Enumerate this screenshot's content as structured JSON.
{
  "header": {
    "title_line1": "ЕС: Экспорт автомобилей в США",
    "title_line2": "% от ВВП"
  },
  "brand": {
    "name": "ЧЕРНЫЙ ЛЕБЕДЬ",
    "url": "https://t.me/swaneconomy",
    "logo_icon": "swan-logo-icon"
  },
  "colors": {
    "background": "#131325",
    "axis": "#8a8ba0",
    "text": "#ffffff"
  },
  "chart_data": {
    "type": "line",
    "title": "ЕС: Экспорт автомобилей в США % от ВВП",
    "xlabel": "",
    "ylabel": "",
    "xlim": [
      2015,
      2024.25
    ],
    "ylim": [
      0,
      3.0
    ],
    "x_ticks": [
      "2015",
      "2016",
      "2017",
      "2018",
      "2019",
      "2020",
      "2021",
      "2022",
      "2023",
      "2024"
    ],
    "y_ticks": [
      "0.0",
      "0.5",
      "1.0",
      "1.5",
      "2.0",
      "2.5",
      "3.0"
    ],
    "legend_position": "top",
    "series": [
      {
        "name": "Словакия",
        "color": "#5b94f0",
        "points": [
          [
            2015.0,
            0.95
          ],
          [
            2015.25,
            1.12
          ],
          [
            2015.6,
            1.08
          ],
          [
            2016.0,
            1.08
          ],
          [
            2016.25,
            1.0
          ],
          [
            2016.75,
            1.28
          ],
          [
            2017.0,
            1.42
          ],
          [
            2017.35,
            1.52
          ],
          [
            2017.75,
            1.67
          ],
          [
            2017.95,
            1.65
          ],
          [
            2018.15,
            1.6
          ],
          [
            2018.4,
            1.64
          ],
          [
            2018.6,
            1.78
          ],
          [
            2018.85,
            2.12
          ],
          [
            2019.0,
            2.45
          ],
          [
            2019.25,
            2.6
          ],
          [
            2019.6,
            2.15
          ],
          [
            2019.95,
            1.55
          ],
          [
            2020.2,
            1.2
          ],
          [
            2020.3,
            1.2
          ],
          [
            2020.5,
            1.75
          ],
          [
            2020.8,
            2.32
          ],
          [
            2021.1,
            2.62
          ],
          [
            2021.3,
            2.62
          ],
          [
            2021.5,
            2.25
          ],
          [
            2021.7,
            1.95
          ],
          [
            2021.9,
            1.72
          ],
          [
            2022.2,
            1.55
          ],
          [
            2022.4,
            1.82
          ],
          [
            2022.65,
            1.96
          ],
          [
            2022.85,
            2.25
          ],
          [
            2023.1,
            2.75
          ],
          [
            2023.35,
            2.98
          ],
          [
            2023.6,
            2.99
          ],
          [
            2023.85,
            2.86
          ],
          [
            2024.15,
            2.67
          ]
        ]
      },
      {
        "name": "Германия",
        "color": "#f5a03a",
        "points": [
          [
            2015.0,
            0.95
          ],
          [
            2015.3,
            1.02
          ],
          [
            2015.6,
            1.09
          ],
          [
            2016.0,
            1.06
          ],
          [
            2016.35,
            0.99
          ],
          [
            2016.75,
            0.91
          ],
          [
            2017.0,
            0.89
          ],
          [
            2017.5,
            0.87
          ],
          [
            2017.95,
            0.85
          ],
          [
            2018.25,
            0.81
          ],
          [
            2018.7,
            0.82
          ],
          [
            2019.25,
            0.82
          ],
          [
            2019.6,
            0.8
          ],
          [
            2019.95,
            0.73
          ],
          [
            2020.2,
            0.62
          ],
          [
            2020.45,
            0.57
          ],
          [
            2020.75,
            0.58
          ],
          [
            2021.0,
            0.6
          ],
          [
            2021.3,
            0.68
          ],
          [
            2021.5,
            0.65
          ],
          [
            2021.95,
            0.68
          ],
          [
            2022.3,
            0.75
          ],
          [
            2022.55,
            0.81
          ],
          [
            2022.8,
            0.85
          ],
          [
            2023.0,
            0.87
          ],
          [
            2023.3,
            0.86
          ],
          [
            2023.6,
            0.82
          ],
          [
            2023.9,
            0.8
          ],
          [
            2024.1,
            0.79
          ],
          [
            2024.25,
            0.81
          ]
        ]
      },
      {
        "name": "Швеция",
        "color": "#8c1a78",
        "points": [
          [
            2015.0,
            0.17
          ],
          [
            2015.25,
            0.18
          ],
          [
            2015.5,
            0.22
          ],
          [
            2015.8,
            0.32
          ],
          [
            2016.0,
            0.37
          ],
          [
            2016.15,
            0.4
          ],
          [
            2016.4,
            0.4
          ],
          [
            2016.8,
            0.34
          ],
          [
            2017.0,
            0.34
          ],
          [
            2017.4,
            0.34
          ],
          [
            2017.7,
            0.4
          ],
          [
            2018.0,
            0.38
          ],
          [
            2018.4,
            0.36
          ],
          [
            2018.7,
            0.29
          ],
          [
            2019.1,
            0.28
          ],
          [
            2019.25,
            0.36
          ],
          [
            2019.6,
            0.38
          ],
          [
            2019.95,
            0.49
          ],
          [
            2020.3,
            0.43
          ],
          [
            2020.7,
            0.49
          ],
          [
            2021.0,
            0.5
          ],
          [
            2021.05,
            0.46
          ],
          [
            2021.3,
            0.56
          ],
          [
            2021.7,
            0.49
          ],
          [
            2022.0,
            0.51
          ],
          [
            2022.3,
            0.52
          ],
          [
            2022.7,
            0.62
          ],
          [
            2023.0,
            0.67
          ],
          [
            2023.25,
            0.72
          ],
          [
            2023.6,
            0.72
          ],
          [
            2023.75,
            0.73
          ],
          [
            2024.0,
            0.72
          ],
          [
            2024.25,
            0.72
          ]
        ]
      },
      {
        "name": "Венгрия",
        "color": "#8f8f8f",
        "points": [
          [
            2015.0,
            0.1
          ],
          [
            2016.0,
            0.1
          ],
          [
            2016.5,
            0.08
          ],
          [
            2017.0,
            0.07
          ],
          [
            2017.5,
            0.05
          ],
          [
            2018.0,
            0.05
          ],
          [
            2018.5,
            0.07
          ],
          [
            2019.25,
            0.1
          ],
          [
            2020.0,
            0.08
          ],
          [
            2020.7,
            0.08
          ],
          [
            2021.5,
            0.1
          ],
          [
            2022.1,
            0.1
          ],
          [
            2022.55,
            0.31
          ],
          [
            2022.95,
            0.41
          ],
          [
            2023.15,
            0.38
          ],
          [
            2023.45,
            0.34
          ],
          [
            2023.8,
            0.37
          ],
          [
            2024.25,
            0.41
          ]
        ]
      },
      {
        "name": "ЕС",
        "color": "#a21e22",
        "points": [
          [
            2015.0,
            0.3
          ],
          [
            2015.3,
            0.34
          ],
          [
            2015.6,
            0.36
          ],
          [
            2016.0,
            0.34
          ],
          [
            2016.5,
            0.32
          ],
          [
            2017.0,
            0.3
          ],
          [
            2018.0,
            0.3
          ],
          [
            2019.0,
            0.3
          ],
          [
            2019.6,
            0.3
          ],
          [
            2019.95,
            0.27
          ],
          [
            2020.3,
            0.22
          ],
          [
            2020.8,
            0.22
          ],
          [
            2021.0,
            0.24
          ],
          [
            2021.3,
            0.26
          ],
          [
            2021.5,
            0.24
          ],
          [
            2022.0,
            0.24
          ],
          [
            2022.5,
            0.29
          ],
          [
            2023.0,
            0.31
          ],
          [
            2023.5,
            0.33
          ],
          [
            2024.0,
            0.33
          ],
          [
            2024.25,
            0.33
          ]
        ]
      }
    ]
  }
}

- - -

• **Exercise goal**: Each record above should be repeated exactly as it appears.

• **Full answer**:
Enumerate this screenshot's content as structured JSON.
{
  "header": {
    "title_line1": "ЕС: Экспорт автомобилей в США",
    "title_line2": "% от ВВП"
  },
  "brand": {
    "name": "ЧЕРНЫЙ ЛЕБЕДЬ",
    "url": "https://t.me/swaneconomy",
    "logo_icon": "swan-logo-icon"
  },
  "colors": {
    "background": "#131325",
    "axis": "#8a8ba0",
    "text": "#ffffff"
  },
  "chart_data": {
    "type": "line",
    "title": "ЕС: Экспорт автомобилей в США % от ВВП",
    "xlabel": "",
    "ylabel": "",
    "xlim": [
      2015,
      2024.25
    ],
    "ylim": [
      0,
      3.0
    ],
    "x_ticks": [
      "2015",
      "2016",
      "2017",
      "2018",
      "2019",
      "2020",
      "2021",
      "2022",
      "2023",
      "2024"
    ],
    "y_ticks": [
      "0.0",
      "0.5",
      "1.0",
      "1.5",
      "2.0",
      "2.5",
      "3.0"
    ],
    "legend_position": "top",
    "series": [
      {
        "name": "Словакия",
        "color": "#5b94f0",
        "points": [
          [
            2015.0,
            0.95
          ],
          [
            2015.25,
            1.12
          ],
          [
            2015.6,
            1.08
          ],
          [
            2016.0,
            1.08
          ],
          [
            2016.25,
            1.0
          ],
          [
            2016.75,
            1.28
          ],
          [
            2017.0,
            1.42
          ],
          [
            2017.35,
            1.52
          ],
          [
            2017.75,
            1.67
          ],
          [
            2017.95,
            1.65
          ],
          [
            2018.15,
            1.6
          ],
          [
            2018.4,
            1.64
          ],
          [
            2018.6,
            1.78
          ],
          [
            2018.85,
            2.12
          ],
          [
            2019.0,
            2.45
          ],
          [
            2019.25,
            2.6
          ],
          [
            2019.6,
            2.15
          ],
          [
            2019.95,
            1.55
          ],
          [
            2020.2,
            1.2
          ],
          [
            2020.3,
            1.2
          ],
          [
            2020.5,
            1.75
          ],
          [
            2020.8,
            2.32
          ],
          [
            2021.1,
            2.62
          ],
          [
            2021.3,
            2.62
          ],
          [
            2021.5,
            2.25
          ],
          [
            2021.7,
            1.95
          ],
          [
            2021.9,
            1.72
          ],
          [
            2022.2,
            1.55
          ],
          [
            2022.4,
            1.82
          ],
          [
            2022.65,
            1.96
          ],
          [
            2022.85,
            2.25
          ],
          [
            2023.1,
            2.75
          ],
          [
            2023.35,
            2.98
          ],
          [
            2023.6,
            2.99
          ],
          [
            2023.85,
            2.86
          ],
          [
            2024.15,
            2.67
          ]
        ]
      },
      {
        "name": "Германия",
        "color": "#f5a03a",
        "points": [
          [
            2015.0,
            0.95
          ],
          [
            2015.3,
            1.02
          ],
          [
            2015.6,
            1.09
          ],
          [
            2016.0,
            1.06
          ],
          [
            2016.35,
            0.99
          ],
          [
            2016.75,
            0.91
          ],
          [
            2017.0,
            0.89
          ],
          [
            2017.5,
            0.87
          ],
          [
            2017.95,
            0.85
          ],
          [
            2018.25,
            0.81
          ],
          [
            2018.7,
            0.82
          ],
          [
            2019.25,
            0.82
          ],
          [
            2019.6,
            0.8
          ],
          [
            2019.95,
            0.73
          ],
          [
            2020.2,
            0.62
          ],
          [
            2020.45,
            0.57
          ],
          [
            2020.75,
            0.58
          ],
          [
            2021.0,
            0.6
          ],
          [
            2021.3,
            0.68
          ],
          [
            2021.5,
            0.65
          ],
          [
            2021.95,
            0.68
          ],
          [
            2022.3,
            0.75
          ],
          [
            2022.55,
            0.81
          ],
          [
            2022.8,
            0.85
          ],
          [
            2023.0,
            0.87
          ],
          [
            2023.3,
            0.86
          ],
          [
            2023.6,
            0.82
          ],
          [
            2023.9,
            0.8
          ],
          [
            2024.1,
            0.79
          ],
          [
            2024.25,
            0.81
          ]
        ]
      },
      {
        "name": "Швеция",
        "color": "#8c1a78",
        "points": [
          [
            2015.0,
            0.17
          ],
          [
            2015.25,
            0.18
          ],
          [
            2015.5,
            0.22
          ],
          [
            2015.8,
            0.32
          ],
          [
            2016.0,
            0.37
          ],
          [
            2016.15,
            0.4
          ],
          [
            2016.4,
            0.4
          ],
          [
            2016.8,
            0.34
          ],
          [
            2017.0,
            0.34
          ],
          [
            2017.4,
            0.34
          ],
          [
            2017.7,
            0.4
          ],
          [
            2018.0,
            0.38
          ],
          [
            2018.4,
            0.36
          ],
          [
            2018.7,
            0.29
          ],
          [
            2019.1,
            0.28
          ],
          [
            2019.25,
            0.36
          ],
          [
            2019.6,
            0.38
          ],
          [
            2019.95,
            0.49
          ],
          [
            2020.3,
            0.43
          ],
          [
            2020.7,
            0.49
          ],
          [
            2021.0,
            0.5
          ],
          [
            2021.05,
            0.46
          ],
          [
            2021.3,
            0.56
          ],
          [
            2021.7,
            0.49
          ],
          [
            2022.0,
            0.51
          ],
          [
            2022.3,
            0.52
          ],
          [
            2022.7,
            0.62
          ],
          [
            2023.0,
            0.67
          ],
          [
            2023.25,
            0.72
          ],
          [
            2023.6,
            0.72
          ],
          [
            2023.75,
            0.73
          ],
          [
            2024.0,
            0.72
          ],
          [
            2024.25,
            0.72
          ]
        ]
      },
      {
        "name": "Венгрия",
        "color": "#8f8f8f",
        "points": [
          [
            2015.0,
            0.1
          ],
          [
            2016.0,
            0.1
          ],
          [
            2016.5,
            0.08
          ],
          [
            2017.0,
            0.07
          ],
          [
            2017.5,
            0.05
          ],
          [
            2018.0,
            0.05
          ],
          [
            2018.5,
            0.07
          ],
          [
            2019.25,
            0.1
          ],
          [
            2020.0,
            0.08
          ],
          [
            2020.7,
            0.08
          ],
          [
            2021.5,
            0.1
          ],
          [
            2022.1,
            0.1
          ],
          [
            2022.55,
            0.31
          ],
          [
            2022.95,
            0.41
          ],
          [
            2023.15,
            0.38
          ],
          [
            2023.45,
            0.34
          ],
          [
            2023.8,
            0.37
          ],
          [
            2024.25,
            0.41
          ]
        ]
      },
      {
        "name": "ЕС",
        "color": "#a21e22",
        "points": [
          [
            2015.0,
            0.3
          ],
          [
            2015.3,
            0.34
          ],
          [
            2015.6,
            0.36
          ],
          [
            2016.0,
            0.34
          ],
          [
            2016.5,
            0.32
          ],
          [
            2017.0,
            0.3
          ],
          [
            2018.0,
            0.3
          ],
          [
            2019.0,
            0.3
          ],
          [
            2019.6,
            0.3
          ],
          [
            2019.95,
            0.27
          ],
          [
            2020.3,
            0.22
          ],
          [
            2020.8,
            0.22
          ],
          [
            2021.0,
            0.24
          ],
          [
            2021.3,
            0.26
          ],
          [
            2021.5,
            0.24
          ],
          [
            2022.0,
            0.24
          ],
          [
            2022.5,
            0.29
          ],
          [
            2023.0,
            0.31
          ],
          [
            2023.5,
            0.33
          ],
          [
            2024.0,
            0.33
          ],
          [
            2024.25,
            0.33
          ]
        ]
      }
    ]
  }
}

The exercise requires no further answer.